━━━━━ Extracted data

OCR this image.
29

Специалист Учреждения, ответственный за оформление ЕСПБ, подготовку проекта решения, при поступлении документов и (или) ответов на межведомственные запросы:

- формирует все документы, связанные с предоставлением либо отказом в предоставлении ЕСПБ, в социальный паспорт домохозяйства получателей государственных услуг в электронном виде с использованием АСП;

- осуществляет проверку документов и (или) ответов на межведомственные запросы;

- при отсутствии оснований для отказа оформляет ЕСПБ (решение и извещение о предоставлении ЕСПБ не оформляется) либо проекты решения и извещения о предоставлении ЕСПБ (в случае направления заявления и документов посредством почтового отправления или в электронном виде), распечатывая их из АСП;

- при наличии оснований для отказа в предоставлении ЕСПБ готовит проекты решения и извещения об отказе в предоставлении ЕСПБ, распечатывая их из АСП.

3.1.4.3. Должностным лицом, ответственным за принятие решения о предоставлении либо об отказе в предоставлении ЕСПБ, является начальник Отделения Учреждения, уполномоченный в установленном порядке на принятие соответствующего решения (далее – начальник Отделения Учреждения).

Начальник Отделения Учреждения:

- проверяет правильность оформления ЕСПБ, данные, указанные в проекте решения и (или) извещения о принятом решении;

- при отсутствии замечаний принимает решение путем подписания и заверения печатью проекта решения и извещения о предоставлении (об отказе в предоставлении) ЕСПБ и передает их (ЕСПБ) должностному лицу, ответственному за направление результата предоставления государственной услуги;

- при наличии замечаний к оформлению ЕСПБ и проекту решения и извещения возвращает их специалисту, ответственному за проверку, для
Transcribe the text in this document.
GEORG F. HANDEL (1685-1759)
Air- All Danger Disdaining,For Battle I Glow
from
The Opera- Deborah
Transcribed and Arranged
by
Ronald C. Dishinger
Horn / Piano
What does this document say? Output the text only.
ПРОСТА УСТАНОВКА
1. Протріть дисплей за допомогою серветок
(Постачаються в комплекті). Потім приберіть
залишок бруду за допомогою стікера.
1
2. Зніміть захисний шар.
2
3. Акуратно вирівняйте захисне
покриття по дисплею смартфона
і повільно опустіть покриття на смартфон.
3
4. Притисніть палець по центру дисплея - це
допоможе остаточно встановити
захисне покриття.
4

━━━━━━━━━━

Your instructions ->
Count each line with "Отделения" in it and report that figure by itself.

Solution to this exercise ->
2